- TASK DETAILS: Please work out how many lines in the material contain "Exams" and give only that figure.

- THE RECORDS:
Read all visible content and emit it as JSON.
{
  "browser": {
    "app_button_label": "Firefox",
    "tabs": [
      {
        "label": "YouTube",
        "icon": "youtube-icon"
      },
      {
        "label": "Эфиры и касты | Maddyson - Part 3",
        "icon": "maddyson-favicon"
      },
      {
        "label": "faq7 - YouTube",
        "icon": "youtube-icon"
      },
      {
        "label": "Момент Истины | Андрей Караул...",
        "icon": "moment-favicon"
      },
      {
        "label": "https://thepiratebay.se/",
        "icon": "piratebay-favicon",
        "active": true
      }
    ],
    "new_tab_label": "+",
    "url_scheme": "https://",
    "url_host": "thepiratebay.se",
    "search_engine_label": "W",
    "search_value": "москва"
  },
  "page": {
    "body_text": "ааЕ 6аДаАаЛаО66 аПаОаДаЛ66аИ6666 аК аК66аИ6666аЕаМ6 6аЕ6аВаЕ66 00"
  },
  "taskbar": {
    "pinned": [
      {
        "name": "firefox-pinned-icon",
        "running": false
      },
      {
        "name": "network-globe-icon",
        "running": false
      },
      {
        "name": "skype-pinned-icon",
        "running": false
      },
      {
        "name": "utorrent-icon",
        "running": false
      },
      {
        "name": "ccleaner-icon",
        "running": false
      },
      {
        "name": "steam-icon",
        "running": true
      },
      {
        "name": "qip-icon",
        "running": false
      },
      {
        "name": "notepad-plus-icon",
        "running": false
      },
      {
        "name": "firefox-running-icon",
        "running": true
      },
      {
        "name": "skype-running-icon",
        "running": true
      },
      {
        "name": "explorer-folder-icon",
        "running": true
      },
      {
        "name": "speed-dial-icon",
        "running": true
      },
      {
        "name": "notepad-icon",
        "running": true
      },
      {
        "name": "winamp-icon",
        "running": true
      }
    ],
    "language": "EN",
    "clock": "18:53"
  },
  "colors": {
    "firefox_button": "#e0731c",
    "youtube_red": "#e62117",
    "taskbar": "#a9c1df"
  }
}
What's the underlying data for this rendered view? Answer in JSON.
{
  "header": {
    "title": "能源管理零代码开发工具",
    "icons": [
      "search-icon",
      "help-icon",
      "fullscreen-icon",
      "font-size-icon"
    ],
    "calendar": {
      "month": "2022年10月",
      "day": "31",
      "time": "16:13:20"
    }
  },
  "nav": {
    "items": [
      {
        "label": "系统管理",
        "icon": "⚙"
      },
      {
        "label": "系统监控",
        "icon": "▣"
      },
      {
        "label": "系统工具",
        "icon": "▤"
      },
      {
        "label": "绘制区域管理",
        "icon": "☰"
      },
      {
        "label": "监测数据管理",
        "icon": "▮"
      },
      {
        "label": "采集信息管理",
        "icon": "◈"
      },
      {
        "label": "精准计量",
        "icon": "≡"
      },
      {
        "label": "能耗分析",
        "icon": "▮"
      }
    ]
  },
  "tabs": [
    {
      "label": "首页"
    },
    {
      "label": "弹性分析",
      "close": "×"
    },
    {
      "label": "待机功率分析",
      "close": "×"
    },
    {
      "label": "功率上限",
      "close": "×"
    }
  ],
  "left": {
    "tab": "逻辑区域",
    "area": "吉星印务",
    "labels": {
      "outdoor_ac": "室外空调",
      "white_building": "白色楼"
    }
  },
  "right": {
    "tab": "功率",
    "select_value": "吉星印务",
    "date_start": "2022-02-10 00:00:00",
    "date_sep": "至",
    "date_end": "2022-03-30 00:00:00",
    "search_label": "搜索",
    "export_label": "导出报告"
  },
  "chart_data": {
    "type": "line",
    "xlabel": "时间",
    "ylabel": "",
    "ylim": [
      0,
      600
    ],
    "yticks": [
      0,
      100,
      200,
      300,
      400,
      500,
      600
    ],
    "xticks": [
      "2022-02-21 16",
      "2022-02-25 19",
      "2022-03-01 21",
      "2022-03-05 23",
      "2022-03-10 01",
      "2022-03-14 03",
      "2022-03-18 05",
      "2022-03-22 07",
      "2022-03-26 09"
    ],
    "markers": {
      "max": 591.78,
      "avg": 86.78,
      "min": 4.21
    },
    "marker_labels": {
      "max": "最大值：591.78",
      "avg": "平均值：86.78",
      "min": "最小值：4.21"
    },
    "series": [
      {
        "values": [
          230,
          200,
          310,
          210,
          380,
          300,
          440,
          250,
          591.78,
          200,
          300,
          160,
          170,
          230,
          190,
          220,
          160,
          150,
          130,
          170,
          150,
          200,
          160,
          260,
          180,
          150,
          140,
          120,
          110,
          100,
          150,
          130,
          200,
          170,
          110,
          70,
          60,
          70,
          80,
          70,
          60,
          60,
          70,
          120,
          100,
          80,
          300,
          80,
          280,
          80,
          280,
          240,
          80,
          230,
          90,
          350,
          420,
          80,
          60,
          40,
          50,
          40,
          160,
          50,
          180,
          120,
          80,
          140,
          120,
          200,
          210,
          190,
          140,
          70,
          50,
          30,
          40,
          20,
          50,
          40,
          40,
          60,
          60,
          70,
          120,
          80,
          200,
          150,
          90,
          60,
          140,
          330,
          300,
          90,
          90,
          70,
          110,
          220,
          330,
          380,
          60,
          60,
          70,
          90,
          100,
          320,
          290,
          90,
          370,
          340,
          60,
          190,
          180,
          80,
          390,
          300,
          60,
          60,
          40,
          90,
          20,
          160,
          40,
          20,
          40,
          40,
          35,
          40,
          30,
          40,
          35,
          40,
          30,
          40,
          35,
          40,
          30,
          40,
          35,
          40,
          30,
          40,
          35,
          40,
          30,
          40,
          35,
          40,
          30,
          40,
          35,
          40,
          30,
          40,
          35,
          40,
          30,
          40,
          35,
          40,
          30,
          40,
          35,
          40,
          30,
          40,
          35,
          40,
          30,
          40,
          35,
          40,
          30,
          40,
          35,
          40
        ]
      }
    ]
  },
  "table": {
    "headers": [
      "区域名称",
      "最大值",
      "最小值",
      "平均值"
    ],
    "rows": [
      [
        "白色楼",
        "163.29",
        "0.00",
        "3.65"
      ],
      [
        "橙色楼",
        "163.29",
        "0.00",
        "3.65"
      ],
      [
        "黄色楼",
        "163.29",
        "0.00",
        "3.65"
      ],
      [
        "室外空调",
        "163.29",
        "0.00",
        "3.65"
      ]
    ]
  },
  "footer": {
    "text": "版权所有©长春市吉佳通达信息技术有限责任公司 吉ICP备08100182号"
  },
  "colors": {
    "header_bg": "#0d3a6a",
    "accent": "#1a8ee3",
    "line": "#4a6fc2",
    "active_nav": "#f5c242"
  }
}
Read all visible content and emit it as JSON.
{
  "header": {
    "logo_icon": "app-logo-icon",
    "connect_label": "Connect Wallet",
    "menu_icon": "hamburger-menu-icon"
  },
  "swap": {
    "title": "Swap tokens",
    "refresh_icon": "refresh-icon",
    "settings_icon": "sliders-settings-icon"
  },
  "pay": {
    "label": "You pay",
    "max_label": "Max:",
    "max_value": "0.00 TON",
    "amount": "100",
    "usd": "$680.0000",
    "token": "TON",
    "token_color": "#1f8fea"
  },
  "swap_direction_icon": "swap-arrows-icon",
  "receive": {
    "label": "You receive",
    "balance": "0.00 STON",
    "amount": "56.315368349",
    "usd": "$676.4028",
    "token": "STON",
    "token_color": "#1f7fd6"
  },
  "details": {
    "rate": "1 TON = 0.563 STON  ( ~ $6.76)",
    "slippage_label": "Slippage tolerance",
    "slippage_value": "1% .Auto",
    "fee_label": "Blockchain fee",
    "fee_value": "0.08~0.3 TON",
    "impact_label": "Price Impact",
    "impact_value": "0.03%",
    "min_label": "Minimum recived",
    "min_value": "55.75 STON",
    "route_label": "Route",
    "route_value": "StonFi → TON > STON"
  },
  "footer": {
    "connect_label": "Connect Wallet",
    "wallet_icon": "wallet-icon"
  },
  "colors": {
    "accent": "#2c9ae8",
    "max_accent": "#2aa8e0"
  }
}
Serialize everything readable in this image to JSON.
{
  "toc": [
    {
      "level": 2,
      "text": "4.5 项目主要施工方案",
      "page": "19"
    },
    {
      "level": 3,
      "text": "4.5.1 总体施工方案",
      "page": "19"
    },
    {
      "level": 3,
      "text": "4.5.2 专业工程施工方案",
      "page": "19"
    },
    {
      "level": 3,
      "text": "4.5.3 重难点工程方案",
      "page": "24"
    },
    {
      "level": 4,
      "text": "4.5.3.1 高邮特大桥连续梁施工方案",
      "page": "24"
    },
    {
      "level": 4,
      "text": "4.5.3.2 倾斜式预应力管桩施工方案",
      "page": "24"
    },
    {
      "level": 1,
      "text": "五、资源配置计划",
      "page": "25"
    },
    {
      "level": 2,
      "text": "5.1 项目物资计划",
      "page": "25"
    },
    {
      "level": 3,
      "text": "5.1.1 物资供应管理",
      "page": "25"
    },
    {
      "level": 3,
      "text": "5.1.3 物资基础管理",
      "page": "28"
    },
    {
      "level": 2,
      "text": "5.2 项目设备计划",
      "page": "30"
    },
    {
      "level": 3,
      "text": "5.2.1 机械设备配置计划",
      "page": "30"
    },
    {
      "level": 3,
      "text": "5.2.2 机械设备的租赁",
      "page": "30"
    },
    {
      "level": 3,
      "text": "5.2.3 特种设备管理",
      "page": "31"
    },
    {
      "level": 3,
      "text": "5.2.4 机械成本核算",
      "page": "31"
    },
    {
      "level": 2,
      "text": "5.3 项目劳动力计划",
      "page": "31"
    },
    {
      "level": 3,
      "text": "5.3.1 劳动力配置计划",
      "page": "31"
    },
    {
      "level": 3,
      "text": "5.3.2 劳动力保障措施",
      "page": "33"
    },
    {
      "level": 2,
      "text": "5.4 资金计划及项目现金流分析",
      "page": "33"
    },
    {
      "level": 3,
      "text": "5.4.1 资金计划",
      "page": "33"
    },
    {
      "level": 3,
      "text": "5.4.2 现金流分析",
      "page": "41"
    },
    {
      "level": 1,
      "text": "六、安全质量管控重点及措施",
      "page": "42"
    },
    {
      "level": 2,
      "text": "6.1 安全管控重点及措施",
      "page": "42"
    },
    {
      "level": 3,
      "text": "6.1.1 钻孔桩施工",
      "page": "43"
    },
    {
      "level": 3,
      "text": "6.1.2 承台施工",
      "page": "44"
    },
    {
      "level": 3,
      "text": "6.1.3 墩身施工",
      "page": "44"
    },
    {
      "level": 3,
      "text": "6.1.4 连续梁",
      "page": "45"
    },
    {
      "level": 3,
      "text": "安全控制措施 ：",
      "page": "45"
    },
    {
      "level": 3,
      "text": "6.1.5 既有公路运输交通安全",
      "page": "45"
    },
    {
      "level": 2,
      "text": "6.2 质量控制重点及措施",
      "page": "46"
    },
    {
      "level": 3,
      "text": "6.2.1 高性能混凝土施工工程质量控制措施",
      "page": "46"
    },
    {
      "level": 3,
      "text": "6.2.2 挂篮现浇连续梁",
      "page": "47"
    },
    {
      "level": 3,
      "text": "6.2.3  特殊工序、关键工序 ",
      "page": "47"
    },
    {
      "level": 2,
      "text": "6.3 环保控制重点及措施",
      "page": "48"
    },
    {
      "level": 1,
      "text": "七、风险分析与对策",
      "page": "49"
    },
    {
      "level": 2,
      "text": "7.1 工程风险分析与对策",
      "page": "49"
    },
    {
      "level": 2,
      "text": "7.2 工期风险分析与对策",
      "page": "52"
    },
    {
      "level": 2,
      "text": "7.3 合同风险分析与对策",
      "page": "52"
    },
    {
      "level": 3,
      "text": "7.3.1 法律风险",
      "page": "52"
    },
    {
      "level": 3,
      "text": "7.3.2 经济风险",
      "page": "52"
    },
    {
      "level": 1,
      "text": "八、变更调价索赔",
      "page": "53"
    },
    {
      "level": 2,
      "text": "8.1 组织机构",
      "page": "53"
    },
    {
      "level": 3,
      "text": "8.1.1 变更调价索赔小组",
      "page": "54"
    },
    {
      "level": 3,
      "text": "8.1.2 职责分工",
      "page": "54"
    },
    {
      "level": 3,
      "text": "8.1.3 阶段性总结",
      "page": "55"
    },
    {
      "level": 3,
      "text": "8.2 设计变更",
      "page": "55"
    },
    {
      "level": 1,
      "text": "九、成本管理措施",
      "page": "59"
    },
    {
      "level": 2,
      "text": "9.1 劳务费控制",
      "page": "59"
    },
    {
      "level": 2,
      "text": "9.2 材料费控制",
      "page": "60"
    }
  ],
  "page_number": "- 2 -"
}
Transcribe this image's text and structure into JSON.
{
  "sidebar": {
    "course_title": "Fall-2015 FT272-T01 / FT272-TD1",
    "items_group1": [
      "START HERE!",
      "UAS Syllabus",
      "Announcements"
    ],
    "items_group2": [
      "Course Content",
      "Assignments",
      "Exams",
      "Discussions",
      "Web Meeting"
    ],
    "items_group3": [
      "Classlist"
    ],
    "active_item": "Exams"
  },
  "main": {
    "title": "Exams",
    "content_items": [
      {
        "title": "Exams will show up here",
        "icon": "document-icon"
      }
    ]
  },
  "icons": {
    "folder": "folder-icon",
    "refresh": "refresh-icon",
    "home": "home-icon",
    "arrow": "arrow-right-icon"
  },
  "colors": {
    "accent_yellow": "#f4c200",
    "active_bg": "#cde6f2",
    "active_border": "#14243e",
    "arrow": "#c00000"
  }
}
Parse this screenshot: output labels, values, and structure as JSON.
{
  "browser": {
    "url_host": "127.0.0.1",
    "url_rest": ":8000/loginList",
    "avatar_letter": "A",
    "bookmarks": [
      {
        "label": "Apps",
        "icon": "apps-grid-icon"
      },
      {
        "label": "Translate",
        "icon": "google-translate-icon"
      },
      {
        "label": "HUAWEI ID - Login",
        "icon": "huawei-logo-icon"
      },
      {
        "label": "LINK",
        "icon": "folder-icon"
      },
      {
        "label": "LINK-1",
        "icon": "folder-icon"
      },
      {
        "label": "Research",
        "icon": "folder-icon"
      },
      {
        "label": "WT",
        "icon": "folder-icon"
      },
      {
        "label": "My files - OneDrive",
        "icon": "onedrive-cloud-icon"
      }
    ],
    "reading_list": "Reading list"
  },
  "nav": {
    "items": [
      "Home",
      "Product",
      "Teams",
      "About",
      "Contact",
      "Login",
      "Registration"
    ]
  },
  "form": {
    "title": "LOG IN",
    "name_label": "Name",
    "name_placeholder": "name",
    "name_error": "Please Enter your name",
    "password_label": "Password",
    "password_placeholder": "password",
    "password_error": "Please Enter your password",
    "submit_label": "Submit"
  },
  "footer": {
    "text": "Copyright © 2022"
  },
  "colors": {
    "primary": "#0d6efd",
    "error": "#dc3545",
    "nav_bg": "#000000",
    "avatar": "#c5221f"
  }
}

- TASK RESULT: 4